(PROBLEM REQUIREMENTS): From the records below, pull each line that has "name".

--- begin PROVIDED MATERIAL ---

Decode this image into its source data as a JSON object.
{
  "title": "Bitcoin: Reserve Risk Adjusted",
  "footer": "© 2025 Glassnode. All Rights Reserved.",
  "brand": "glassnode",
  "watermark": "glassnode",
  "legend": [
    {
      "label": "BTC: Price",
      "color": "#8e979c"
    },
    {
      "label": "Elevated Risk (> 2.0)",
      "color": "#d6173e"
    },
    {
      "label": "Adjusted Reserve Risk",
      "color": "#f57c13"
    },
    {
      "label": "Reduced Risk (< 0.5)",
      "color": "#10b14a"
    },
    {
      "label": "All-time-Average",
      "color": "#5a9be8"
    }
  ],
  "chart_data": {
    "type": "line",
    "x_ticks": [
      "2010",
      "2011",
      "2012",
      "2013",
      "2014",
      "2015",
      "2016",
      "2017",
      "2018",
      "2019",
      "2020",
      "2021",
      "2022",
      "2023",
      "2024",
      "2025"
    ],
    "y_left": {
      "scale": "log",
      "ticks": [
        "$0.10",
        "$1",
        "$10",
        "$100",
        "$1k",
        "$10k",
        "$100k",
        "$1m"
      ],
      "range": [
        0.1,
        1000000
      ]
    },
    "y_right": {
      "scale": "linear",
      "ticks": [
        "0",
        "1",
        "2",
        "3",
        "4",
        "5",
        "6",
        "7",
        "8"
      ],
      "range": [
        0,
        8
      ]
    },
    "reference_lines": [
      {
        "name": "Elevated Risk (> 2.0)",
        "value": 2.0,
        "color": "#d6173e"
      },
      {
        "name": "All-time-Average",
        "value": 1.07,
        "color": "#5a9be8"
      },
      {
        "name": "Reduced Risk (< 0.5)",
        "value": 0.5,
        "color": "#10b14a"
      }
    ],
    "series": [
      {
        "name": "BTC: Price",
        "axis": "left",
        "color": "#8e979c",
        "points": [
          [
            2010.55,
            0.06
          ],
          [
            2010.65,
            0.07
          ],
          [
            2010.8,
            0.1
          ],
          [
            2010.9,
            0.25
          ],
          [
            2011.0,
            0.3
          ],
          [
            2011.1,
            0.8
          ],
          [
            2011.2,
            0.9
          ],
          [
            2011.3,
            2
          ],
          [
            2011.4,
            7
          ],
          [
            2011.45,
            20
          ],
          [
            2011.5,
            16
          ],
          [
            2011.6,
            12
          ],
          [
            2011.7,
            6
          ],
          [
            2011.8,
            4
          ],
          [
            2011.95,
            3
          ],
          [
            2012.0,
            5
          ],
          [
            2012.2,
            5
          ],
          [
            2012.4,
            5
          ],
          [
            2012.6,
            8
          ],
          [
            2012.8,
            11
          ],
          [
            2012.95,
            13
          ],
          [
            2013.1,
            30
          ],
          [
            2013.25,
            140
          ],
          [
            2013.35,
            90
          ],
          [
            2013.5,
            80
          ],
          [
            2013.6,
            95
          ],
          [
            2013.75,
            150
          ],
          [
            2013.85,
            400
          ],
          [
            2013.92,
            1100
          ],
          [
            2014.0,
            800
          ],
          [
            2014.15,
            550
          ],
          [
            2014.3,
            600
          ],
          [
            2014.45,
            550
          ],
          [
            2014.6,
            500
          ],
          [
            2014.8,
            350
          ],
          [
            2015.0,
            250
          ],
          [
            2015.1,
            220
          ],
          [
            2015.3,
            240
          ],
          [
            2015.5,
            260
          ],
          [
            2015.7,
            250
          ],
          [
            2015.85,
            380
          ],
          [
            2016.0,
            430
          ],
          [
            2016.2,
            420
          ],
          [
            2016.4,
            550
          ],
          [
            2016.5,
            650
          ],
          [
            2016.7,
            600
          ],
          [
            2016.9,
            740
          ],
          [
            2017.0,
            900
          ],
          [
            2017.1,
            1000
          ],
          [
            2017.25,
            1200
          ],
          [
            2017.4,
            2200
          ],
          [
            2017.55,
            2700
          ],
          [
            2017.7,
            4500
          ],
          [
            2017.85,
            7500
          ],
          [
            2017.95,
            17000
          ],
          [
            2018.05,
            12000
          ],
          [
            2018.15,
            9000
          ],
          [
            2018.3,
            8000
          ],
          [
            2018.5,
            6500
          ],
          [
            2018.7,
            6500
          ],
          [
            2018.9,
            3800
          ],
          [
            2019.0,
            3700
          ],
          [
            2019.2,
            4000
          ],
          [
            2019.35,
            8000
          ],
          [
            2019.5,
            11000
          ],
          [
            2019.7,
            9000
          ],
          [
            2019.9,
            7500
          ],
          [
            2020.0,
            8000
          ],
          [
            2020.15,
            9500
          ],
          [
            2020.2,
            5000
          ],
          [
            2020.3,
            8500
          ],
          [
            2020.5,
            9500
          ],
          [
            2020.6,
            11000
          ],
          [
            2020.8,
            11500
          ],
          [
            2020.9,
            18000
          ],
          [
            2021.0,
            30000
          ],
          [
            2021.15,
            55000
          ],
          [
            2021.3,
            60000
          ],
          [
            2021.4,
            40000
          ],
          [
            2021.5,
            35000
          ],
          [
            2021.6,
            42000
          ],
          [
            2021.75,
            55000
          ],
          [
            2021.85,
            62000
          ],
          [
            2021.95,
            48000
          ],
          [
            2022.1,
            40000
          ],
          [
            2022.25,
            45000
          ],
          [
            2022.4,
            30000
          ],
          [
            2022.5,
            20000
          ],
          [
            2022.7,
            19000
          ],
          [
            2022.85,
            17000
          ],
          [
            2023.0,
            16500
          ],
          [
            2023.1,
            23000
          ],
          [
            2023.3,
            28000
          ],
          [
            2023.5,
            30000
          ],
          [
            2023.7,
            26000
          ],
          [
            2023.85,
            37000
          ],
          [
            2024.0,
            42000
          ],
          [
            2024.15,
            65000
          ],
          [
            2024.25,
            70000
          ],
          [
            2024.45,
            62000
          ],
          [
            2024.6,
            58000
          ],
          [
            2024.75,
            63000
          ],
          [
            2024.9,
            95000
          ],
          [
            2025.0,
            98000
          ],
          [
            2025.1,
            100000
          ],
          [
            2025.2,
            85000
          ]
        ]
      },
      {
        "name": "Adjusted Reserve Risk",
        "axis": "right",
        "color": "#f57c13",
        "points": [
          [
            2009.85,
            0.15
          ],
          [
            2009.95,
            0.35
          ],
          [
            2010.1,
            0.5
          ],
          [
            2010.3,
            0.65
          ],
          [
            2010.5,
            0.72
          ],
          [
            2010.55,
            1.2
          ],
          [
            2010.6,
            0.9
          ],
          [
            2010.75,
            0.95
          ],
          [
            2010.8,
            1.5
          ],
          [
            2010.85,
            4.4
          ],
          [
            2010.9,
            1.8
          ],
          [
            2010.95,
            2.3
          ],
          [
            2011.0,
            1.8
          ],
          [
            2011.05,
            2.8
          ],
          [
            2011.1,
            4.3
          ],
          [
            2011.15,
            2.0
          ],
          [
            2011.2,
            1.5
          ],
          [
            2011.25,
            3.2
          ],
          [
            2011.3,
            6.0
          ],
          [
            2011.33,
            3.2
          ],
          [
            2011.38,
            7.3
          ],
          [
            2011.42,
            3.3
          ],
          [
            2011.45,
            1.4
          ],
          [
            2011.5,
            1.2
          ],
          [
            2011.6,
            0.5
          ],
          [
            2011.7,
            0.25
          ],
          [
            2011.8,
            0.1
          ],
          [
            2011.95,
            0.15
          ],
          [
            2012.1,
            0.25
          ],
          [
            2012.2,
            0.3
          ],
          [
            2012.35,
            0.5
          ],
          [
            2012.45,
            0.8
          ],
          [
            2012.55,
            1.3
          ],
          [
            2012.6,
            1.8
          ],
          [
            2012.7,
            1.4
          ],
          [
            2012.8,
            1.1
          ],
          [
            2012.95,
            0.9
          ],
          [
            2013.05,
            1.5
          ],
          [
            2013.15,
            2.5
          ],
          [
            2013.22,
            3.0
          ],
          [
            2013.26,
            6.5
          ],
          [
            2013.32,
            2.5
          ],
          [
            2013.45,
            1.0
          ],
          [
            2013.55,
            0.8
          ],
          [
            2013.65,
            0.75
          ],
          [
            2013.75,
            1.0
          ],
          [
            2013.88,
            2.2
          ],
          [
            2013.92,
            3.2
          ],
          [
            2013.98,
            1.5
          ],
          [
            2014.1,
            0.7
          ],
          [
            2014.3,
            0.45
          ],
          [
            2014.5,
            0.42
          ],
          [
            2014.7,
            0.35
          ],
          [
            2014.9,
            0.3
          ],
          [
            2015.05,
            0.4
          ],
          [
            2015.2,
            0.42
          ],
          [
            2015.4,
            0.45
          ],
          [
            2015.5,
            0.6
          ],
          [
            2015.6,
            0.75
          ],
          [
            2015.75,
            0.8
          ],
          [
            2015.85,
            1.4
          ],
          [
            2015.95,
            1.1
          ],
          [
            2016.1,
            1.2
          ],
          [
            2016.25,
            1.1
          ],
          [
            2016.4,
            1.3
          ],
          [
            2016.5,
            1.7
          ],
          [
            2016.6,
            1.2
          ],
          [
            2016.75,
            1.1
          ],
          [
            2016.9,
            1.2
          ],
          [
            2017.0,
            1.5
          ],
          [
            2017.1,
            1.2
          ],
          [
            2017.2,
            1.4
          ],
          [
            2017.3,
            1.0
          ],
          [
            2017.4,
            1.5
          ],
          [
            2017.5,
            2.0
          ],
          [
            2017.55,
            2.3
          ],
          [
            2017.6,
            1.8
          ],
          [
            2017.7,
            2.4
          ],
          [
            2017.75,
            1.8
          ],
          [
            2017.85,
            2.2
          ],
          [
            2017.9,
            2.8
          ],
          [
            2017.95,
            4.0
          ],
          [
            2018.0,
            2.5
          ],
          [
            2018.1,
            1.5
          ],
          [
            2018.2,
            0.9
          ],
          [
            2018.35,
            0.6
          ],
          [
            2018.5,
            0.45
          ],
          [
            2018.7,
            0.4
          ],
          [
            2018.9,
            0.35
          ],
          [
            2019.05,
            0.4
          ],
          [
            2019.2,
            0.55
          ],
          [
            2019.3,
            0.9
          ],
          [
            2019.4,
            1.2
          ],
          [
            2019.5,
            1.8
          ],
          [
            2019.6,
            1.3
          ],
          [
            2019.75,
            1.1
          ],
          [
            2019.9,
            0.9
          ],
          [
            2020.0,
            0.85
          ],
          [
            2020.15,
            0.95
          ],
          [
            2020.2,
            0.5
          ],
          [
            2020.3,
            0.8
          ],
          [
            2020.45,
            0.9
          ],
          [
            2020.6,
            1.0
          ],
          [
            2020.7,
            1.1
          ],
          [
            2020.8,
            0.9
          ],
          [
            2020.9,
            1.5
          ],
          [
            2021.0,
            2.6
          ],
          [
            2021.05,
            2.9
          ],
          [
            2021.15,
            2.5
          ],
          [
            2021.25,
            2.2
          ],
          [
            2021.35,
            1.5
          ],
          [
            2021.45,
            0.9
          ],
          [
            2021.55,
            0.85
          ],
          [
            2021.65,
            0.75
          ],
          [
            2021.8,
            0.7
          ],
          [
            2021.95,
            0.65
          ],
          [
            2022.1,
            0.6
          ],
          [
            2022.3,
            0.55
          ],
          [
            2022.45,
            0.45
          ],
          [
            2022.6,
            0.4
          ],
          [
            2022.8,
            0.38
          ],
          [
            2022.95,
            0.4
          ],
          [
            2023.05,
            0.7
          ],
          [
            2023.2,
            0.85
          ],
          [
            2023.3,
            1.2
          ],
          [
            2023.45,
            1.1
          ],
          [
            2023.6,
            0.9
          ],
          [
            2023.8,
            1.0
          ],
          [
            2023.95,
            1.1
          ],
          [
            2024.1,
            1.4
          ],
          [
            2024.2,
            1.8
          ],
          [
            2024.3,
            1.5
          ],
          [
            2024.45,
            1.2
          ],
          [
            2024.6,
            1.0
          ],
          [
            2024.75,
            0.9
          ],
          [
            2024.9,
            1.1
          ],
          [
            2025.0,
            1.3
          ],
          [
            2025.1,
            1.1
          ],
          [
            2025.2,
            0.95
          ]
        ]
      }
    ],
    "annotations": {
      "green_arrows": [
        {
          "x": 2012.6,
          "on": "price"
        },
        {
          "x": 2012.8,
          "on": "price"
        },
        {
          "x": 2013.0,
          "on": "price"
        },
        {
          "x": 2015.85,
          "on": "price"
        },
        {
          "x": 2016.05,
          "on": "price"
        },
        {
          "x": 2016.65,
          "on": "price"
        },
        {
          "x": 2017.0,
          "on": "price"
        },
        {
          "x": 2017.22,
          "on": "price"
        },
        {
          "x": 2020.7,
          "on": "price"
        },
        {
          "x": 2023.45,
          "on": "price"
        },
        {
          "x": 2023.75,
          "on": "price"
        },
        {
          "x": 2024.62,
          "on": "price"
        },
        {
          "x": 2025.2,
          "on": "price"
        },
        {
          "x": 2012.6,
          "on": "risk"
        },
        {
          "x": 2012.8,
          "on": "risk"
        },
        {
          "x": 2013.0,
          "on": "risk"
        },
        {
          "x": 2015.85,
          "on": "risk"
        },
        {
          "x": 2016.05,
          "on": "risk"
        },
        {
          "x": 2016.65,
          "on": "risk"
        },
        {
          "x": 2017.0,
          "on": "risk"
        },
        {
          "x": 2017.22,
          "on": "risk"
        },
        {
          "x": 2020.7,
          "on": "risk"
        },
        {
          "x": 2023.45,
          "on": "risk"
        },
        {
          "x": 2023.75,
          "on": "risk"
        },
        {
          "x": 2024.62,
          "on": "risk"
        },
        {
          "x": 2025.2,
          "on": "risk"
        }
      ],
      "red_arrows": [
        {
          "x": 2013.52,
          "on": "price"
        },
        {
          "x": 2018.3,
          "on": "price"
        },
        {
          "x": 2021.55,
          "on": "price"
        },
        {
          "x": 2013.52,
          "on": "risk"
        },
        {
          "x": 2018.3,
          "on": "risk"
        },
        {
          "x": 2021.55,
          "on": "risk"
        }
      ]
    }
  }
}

--- end PROVIDED MATERIAL ---

(THE COMPLETED TASK):
        "name": "Elevated Risk (> 2.0)",
        "name": "All-time-Average",
        "name": "Reduced Risk (< 0.5)",
        "name": "BTC: Price",
        "name": "Adjusted Reserve Risk",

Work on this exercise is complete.